[Dataset entries]
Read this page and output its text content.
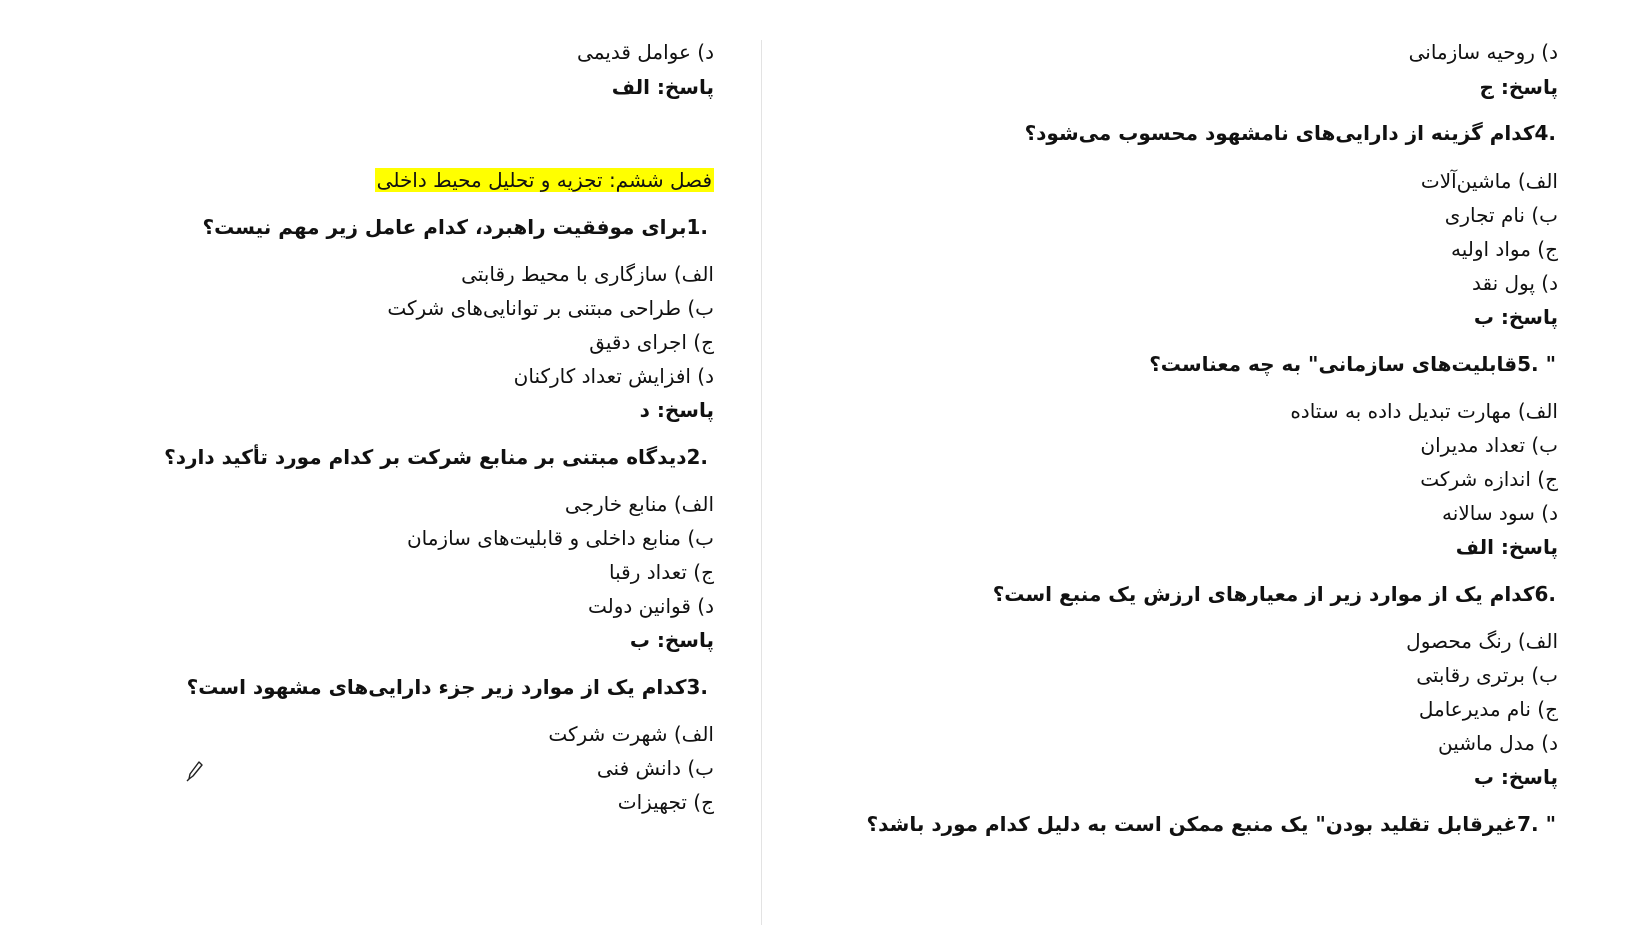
د) روحیه سازمانی
پاسخ: ج
.4کدام گزینه از دارایی‌های نامشهود محسوب می‌شود؟
الف) ماشین‌آلات
ب) نام تجاری
ج) مواد اولیه
د) پول نقد
پاسخ: ب
" .5قابلیت‌های سازمانی" به چه معناست؟
الف) مهارت تبدیل داده به ستاده
ب) تعداد مدیران
ج) اندازه شرکت
د) سود سالانه
پاسخ: الف
.6کدام یک از موارد زیر از معیارهای ارزش یک منبع است؟
الف) رنگ محصول
ب) برتری رقابتی
ج) نام مدیرعامل
د) مدل ماشین
پاسخ: ب
" .7غیرقابل تقلید بودن" یک منبع ممکن است به دلیل کدام مورد باشد؟
د) عوامل قدیمی
پاسخ: الف
فصل ششم: تجزیه و تحلیل محیط داخلی
.1برای موفقیت راهبرد، کدام عامل زیر مهم نیست؟
الف) سازگاری با محیط رقابتی
ب) طراحی مبتنی بر توانایی‌های شرکت
ج) اجرای دقیق
د) افزایش تعداد کارکنان
پاسخ: د
.2دیدگاه مبتنی بر منابع شرکت بر کدام مورد تأکید دارد؟
الف) منابع خارجی
ب) منابع داخلی و قابلیت‌های سازمان
ج) تعداد رقبا
د) قوانین دولت
پاسخ: ب
.3کدام یک از موارد زیر جزء دارایی‌های مشهود است؟
الف) شهرت شرکت
ب) دانش فنی
ج) تجهیزات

> Problem requirements:
Reproduce all of the data exactly, omitting each picture it holds.

> Answer to this problem:
Read this page and output its text content.
د) روحیه سازمانی
پاسخ: ج
.4کدام گزینه از دارایی‌های نامشهود محسوب می‌شود؟
الف) ماشین‌آلات
ب) نام تجاری
ج) مواد اولیه
د) پول نقد
پاسخ: ب
" .5قابلیت‌های سازمانی" به چه معناست؟
الف) مهارت تبدیل داده به ستاده
ب) تعداد مدیران
ج) اندازه شرکت
د) سود سالانه
پاسخ: الف
.6کدام یک از موارد زیر از معیارهای ارزش یک منبع است؟
الف) رنگ محصول
ب) برتری رقابتی
ج) نام مدیرعامل
د) مدل ماشین
پاسخ: ب
" .7غیرقابل تقلید بودن" یک منبع ممکن است به دلیل کدام مورد باشد؟
د) عوامل قدیمی
پاسخ: الف
فصل ششم: تجزیه و تحلیل محیط داخلی
.1برای موفقیت راهبرد، کدام عامل زیر مهم نیست؟
الف) سازگاری با محیط رقابتی
ب) طراحی مبتنی بر توانایی‌های شرکت
ج) اجرای دقیق
د) افزایش تعداد کارکنان
پاسخ: د
.2دیدگاه مبتنی بر منابع شرکت بر کدام مورد تأکید دارد؟
الف) منابع خارجی
ب) منابع داخلی و قابلیت‌های سازمان
ج) تعداد رقبا
د) قوانین دولت
پاسخ: ب
.3کدام یک از موارد زیر جزء دارایی‌های مشهود است؟
الف) شهرت شرکت
ب) دانش فنی
ج) تجهیزات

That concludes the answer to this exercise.